Your instructions >> Put every line of the material below into a Markdown table with the columns "Row" and "Line", numbering the rows and leaving out blank lines.

* Start Given data *

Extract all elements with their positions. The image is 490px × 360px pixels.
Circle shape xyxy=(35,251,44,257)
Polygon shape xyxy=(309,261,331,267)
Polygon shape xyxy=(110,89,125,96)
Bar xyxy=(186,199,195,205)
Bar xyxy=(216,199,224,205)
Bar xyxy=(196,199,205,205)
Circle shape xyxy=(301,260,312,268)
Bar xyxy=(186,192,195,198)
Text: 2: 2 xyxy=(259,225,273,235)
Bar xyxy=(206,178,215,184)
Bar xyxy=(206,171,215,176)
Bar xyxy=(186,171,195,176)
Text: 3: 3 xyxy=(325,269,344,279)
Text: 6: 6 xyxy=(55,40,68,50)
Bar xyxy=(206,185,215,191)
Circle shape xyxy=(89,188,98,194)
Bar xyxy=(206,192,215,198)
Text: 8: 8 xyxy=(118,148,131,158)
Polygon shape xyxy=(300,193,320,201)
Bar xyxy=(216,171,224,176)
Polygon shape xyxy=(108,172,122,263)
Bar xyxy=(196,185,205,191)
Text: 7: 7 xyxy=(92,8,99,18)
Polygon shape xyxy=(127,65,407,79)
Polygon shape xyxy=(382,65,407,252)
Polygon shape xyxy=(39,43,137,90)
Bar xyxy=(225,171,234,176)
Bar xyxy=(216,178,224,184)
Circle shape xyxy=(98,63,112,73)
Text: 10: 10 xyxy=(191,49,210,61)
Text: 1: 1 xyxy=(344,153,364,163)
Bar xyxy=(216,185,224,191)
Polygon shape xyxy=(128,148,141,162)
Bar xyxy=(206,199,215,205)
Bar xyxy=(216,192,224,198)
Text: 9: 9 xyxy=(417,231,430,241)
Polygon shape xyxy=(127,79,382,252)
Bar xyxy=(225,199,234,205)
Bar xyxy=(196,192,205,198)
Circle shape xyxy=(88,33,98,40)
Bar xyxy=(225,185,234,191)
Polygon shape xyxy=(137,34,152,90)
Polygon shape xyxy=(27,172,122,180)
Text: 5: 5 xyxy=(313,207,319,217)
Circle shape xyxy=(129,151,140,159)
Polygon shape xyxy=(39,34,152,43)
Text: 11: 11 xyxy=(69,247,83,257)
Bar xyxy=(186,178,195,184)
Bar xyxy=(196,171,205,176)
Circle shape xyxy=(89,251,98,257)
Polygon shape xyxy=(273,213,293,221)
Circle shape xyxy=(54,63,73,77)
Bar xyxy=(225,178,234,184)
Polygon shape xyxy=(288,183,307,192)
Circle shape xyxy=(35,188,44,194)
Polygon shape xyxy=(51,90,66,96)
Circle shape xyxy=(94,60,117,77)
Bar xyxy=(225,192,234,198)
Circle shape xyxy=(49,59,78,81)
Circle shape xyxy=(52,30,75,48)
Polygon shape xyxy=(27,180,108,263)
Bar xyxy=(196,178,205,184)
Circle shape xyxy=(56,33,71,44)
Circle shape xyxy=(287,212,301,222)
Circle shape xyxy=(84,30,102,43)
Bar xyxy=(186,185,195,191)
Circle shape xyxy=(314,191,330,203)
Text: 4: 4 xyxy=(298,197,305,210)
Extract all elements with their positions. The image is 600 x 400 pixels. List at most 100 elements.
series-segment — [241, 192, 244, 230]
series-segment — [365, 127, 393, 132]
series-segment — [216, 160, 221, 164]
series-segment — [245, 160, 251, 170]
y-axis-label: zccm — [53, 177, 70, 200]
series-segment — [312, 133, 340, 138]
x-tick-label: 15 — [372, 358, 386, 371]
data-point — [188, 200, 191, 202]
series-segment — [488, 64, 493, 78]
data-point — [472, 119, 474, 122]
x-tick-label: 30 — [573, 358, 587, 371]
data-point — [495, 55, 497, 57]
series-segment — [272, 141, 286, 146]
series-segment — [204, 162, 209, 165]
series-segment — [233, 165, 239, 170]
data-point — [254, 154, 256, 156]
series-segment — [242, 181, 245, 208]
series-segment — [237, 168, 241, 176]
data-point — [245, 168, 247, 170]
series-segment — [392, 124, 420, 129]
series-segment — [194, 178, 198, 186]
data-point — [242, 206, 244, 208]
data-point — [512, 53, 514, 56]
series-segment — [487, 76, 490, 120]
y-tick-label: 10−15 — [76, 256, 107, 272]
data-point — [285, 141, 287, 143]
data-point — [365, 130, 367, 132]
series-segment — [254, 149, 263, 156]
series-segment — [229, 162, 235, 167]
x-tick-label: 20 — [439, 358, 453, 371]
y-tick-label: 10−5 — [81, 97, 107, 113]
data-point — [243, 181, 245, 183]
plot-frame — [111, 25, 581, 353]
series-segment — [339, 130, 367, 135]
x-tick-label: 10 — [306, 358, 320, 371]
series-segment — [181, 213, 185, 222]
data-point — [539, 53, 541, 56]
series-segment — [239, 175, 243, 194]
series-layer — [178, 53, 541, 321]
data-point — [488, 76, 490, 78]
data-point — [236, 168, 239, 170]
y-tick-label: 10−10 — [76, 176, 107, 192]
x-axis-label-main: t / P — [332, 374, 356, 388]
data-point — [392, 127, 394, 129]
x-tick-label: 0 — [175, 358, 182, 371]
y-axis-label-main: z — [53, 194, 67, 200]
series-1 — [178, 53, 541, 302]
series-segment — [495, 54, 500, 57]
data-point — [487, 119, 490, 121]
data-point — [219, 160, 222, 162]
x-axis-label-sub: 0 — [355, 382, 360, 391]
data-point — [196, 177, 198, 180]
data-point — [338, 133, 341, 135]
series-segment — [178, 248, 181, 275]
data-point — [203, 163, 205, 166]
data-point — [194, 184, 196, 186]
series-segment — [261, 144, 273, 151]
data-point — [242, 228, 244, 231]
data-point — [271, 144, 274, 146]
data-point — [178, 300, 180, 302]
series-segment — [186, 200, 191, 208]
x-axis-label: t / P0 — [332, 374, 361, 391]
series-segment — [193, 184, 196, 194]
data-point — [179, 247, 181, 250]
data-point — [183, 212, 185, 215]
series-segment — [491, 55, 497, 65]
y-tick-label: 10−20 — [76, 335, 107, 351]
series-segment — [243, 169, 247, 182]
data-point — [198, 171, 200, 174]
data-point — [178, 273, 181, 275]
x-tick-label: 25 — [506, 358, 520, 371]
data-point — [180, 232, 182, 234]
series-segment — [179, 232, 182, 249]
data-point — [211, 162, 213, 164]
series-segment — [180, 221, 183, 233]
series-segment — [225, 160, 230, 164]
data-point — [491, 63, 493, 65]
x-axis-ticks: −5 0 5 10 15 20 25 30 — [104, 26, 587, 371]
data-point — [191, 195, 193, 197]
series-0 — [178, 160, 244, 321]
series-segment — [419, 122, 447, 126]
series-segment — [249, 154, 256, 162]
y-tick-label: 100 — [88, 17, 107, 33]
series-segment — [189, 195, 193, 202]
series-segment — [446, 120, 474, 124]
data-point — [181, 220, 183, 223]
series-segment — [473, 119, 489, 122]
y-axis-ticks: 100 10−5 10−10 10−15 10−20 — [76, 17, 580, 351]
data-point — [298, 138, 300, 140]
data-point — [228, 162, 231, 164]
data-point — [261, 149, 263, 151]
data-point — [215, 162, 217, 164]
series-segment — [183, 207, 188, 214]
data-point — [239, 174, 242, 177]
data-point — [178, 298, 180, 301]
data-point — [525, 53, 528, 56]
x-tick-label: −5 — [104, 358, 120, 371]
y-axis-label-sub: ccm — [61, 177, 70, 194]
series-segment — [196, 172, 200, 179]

* End Given data *

Output for this exercise >>
| Row | Line |
|---|---|
| 1 | Extract all elements with their positions. The image is 490px × 360px pixels. |
| 2 | Circle shape xyxy=(35,251,44,257) |
| 3 | Polygon shape xyxy=(309,261,331,267) |
| 4 | Polygon shape xyxy=(110,89,125,96) |
| 5 | Bar xyxy=(186,199,195,205) |
| 6 | Bar xyxy=(216,199,224,205) |
| 7 | Bar xyxy=(196,199,205,205) |
| 8 | Circle shape xyxy=(301,260,312,268) |
| 9 | Bar xyxy=(186,192,195,198) |
| 10 | Text: 2: 2 xyxy=(259,225,273,235) |
| 11 | Bar xyxy=(206,178,215,184) |
| 12 | Bar xyxy=(206,171,215,176) |
| 13 | Bar xyxy=(186,171,195,176) |
| 14 | Text: 3: 3 xyxy=(325,269,344,279) |
| 15 | Text: 6: 6 xyxy=(55,40,68,50) |
| 16 | Bar xyxy=(206,185,215,191) |
| 17 | Circle shape xyxy=(89,188,98,194) |
| 18 | Bar xyxy=(206,192,215,198) |
| 19 | Text: 8: 8 xyxy=(118,148,131,158) |
| 20 | Polygon shape xyxy=(300,193,320,201) |
| 21 | Bar xyxy=(216,171,224,176) |
| 22 | Polygon shape xyxy=(108,172,122,263) |
| 23 | Bar xyxy=(196,185,205,191) |
| 24 | Text: 7: 7 xyxy=(92,8,99,18) |
| 25 | Polygon shape xyxy=(127,65,407,79) |
| 26 | Polygon shape xyxy=(382,65,407,252) |
| 27 | Polygon shape xyxy=(39,43,137,90) |
| 28 | Bar xyxy=(225,171,234,176) |
| 29 | Bar xyxy=(216,178,224,184) |
| 30 | Circle shape xyxy=(98,63,112,73) |
| 31 | Text: 10: 10 xyxy=(191,49,210,61) |
| 32 | Text: 1: 1 xyxy=(344,153,364,163) |
| 33 | Bar xyxy=(216,185,224,191) |
| 34 | Polygon shape xyxy=(128,148,141,162) |
| 35 | Bar xyxy=(206,199,215,205) |
| 36 | Bar xyxy=(216,192,224,198) |
| 37 | Text: 9: 9 xyxy=(417,231,430,241) |
| 38 | Polygon shape xyxy=(127,79,382,252) |
| 39 | Bar xyxy=(225,199,234,205) |
| 40 | Bar xyxy=(196,192,205,198) |
| 41 | Circle shape xyxy=(88,33,98,40) |
| 42 | Bar xyxy=(225,185,234,191) |
| 43 | Polygon shape xyxy=(137,34,152,90) |
| 44 | Polygon shape xyxy=(27,172,122,180) |
| 45 | Text: 5: 5 xyxy=(313,207,319,217) |
| 46 | Circle shape xyxy=(129,151,140,159) |
| 47 | Polygon shape xyxy=(39,34,152,43) |
| 48 | Text: 11: 11 xyxy=(69,247,83,257) |
| 49 | Bar xyxy=(186,178,195,184) |
| 50 | Bar xyxy=(196,171,205,176) |
| 51 | Circle shape xyxy=(89,251,98,257) |
| 52 | Polygon shape xyxy=(273,213,293,221) |
| 53 | Circle shape xyxy=(54,63,73,77) |
| 54 | Bar xyxy=(225,178,234,184) |
| 55 | Polygon shape xyxy=(288,183,307,192) |
| 56 | Circle shape xyxy=(35,188,44,194) |
| 57 | Polygon shape xyxy=(51,90,66,96) |
| 58 | Circle shape xyxy=(94,60,117,77) |
| 59 | Bar xyxy=(225,192,234,198) |
| 60 | Circle shape xyxy=(49,59,78,81) |
| 61 | Circle shape xyxy=(52,30,75,48) |
| 62 | Polygon shape xyxy=(27,180,108,263) |
| 63 | Bar xyxy=(196,178,205,184) |
| 64 | Circle shape xyxy=(56,33,71,44) |
| 65 | Circle shape xyxy=(287,212,301,222) |
| 66 | Circle shape xyxy=(84,30,102,43) |
| 67 | Bar xyxy=(186,185,195,191) |
| 68 | Circle shape xyxy=(314,191,330,203) |
| 69 | Text: 4: 4 xyxy=(298,197,305,210) |
| 70 | Extract all elements with their positions. The image is 600 x 400 pixels. List at most 100 elements. |
| 71 | series-segment — [241, 192, 244, 230] |
| 72 | series-segment — [365, 127, 393, 132] |
| 73 | series-segment — [216, 160, 221, 164] |
| 74 | series-segment — [245, 160, 251, 170] |
| 75 | y-axis-label: zccm — [53, 177, 70, 200] |
| 76 | series-segment — [312, 133, 340, 138] |
| 77 | x-tick-label: 15 — [372, 358, 386, 371] |
| 78 | data-point — [188, 200, 191, 202] |
| 79 | series-segment — [488, 64, 493, 78] |
| 80 | data-point — [472, 119, 474, 122] |
| 81 | x-tick-label: 30 — [573, 358, 587, 371] |
| 82 | data-point — [495, 55, 497, 57] |
| 83 | series-segment — [272, 141, 286, 146] |
| 84 | series-segment — [204, 162, 209, 165] |
| 85 | series-segment — [233, 165, 239, 170] |
| 86 | data-point — [254, 154, 256, 156] |
| 87 | series-segment — [242, 181, 245, 208] |
| 88 | series-segment — [237, 168, 241, 176] |
| 89 | data-point — [245, 168, 247, 170] |
| 90 | series-segment — [392, 124, 420, 129] |
| 91 | series-segment — [194, 178, 198, 186] |
| 92 | data-point — [242, 206, 244, 208] |
| 93 | data-point — [512, 53, 514, 56] |
| 94 | series-segment — [487, 76, 490, 120] |
| 95 | y-tick-label: 10−15 — [76, 256, 107, 272] |
| 96 | data-point — [285, 141, 287, 143] |
| 97 | data-point — [365, 130, 367, 132] |
| 98 | series-segment — [254, 149, 263, 156] |
| 99 | series-segment — [229, 162, 235, 167] |
| 100 | x-tick-label: 20 — [439, 358, 453, 371] |
| 101 | y-tick-label: 10−5 — [81, 97, 107, 113] |
| 102 | data-point — [243, 181, 245, 183] |
| 103 | plot-frame — [111, 25, 581, 353] |
| 104 | series-segment — [339, 130, 367, 135] |
| 105 | x-tick-label: 10 — [306, 358, 320, 371] |
| 106 | series-segment — [181, 213, 185, 222] |
| 107 | data-point — [539, 53, 541, 56] |
| 108 | series-segment — [239, 175, 243, 194] |
| 109 | series-layer — [178, 53, 541, 321] |
| 110 | data-point — [488, 76, 490, 78] |
| 111 | data-point — [236, 168, 239, 170] |
| 112 | y-tick-label: 10−10 — [76, 176, 107, 192] |
| 113 | x-axis-label-main: t / P — [332, 374, 356, 388] |
| 114 | data-point — [392, 127, 394, 129] |
| 115 | x-tick-label: 0 — [175, 358, 182, 371] |
| 116 | y-axis-label-main: z — [53, 194, 67, 200] |
| 117 | series-1 — [178, 53, 541, 302] |
| 118 | series-segment — [495, 54, 500, 57] |
| 119 | data-point — [487, 119, 490, 121] |
| 120 | data-point — [219, 160, 222, 162] |
| 121 | x-axis-label-sub: 0 — [355, 382, 360, 391] |
| 122 | data-point — [196, 177, 198, 180] |
| 123 | data-point — [338, 133, 341, 135] |
| 124 | series-segment — [178, 248, 181, 275] |
| 125 | data-point — [203, 163, 205, 166] |
| 126 | data-point — [194, 184, 196, 186] |
| 127 | series-segment — [261, 144, 273, 151] |
| 128 | data-point — [242, 228, 244, 231] |
| 129 | data-point — [271, 144, 274, 146] |
| 130 | data-point — [178, 300, 180, 302] |
| 131 | series-segment — [186, 200, 191, 208] |
| 132 | x-axis-label: t / P0 — [332, 374, 361, 391] |
| 133 | series-segment — [193, 184, 196, 194] |
| 134 | data-point — [179, 247, 181, 250] |
| 135 | data-point — [183, 212, 185, 215] |
| 136 | series-segment — [491, 55, 497, 65] |
| 137 | y-tick-label: 10−20 — [76, 335, 107, 351] |
| 138 | series-segment — [243, 169, 247, 182] |
| 139 | data-point — [198, 171, 200, 174] |
| 140 | data-point — [178, 273, 181, 275] |
| 141 | x-tick-label: 25 — [506, 358, 520, 371] |
| 142 | data-point — [180, 232, 182, 234] |
| 143 | series-segment — [179, 232, 182, 249] |
| 144 | data-point — [211, 162, 213, 164] |
| 145 | series-segment — [180, 221, 183, 233] |
| 146 | series-segment — [225, 160, 230, 164] |
| 147 | data-point — [491, 63, 493, 65] |
| 148 | x-axis-ticks: −5 0 5 10 15 20 25 30 — [104, 26, 587, 371] |
| 149 | data-point — [191, 195, 193, 197] |
| 150 | series-0 — [178, 160, 244, 321] |
| 151 | series-segment — [419, 122, 447, 126] |
| 152 | series-segment — [249, 154, 256, 162] |
| 153 | y-tick-label: 100 — [88, 17, 107, 33] |
| 154 | series-segment — [189, 195, 193, 202] |
| 155 | series-segment — [446, 120, 474, 124] |
| 156 | data-point — [181, 220, 183, 223] |
| 157 | series-segment — [473, 119, 489, 122] |
| 158 | y-axis-ticks: 100 10−5 10−10 10−15 10−20 — [76, 17, 580, 351] |
| 159 | data-point — [298, 138, 300, 140] |
| 160 | data-point — [228, 162, 231, 164] |
| 161 | data-point — [261, 149, 263, 151] |
| 162 | data-point — [215, 162, 217, 164] |
| 163 | series-segment — [183, 207, 188, 214] |
| 164 | data-point — [239, 174, 242, 177] |
| 165 | data-point — [178, 298, 180, 301] |
| 166 | data-point — [525, 53, 528, 56] |
| 167 | x-tick-label: −5 — [104, 358, 120, 371] |
| 168 | y-axis-label-sub: ccm — [61, 177, 70, 194] |
| 169 | series-segment — [196, 172, 200, 179] |